**Entries provided:**
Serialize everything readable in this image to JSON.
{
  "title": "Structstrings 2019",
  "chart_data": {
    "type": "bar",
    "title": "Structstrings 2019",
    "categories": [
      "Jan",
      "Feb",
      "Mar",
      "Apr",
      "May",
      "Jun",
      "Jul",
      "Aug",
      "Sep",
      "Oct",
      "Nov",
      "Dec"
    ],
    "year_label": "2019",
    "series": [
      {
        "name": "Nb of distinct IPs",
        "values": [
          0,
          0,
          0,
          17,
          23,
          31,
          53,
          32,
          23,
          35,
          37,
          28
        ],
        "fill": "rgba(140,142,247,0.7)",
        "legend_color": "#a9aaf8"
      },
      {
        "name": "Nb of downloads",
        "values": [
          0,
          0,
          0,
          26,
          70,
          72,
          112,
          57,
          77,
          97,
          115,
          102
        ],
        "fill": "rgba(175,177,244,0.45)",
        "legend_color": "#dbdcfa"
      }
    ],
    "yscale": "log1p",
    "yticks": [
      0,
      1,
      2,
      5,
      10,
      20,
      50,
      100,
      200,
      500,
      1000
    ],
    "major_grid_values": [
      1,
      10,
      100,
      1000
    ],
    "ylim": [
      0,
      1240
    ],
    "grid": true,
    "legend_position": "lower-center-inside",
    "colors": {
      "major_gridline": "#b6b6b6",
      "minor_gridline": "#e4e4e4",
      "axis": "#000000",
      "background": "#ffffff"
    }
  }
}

**What is expected:** Return every entry verbatim.

**Problem solution:**
Serialize everything readable in this image to JSON.
{
  "title": "Structstrings 2019",
  "chart_data": {
    "type": "bar",
    "title": "Structstrings 2019",
    "categories": [
      "Jan",
      "Feb",
      "Mar",
      "Apr",
      "May",
      "Jun",
      "Jul",
      "Aug",
      "Sep",
      "Oct",
      "Nov",
      "Dec"
    ],
    "year_label": "2019",
    "series": [
      {
        "name": "Nb of distinct IPs",
        "values": [
          0,
          0,
          0,
          17,
          23,
          31,
          53,
          32,
          23,
          35,
          37,
          28
        ],
        "fill": "rgba(140,142,247,0.7)",
        "legend_color": "#a9aaf8"
      },
      {
        "name": "Nb of downloads",
        "values": [
          0,
          0,
          0,
          26,
          70,
          72,
          112,
          57,
          77,
          97,
          115,
          102
        ],
        "fill": "rgba(175,177,244,0.45)",
        "legend_color": "#dbdcfa"
      }
    ],
    "yscale": "log1p",
    "yticks": [
      0,
      1,
      2,
      5,
      10,
      20,
      50,
      100,
      200,
      500,
      1000
    ],
    "major_grid_values": [
      1,
      10,
      100,
      1000
    ],
    "ylim": [
      0,
      1240
    ],
    "grid": true,
    "legend_position": "lower-center-inside",
    "colors": {
      "major_gridline": "#b6b6b6",
      "minor_gridline": "#e4e4e4",
      "axis": "#000000",
      "background": "#ffffff"
    }
  }
}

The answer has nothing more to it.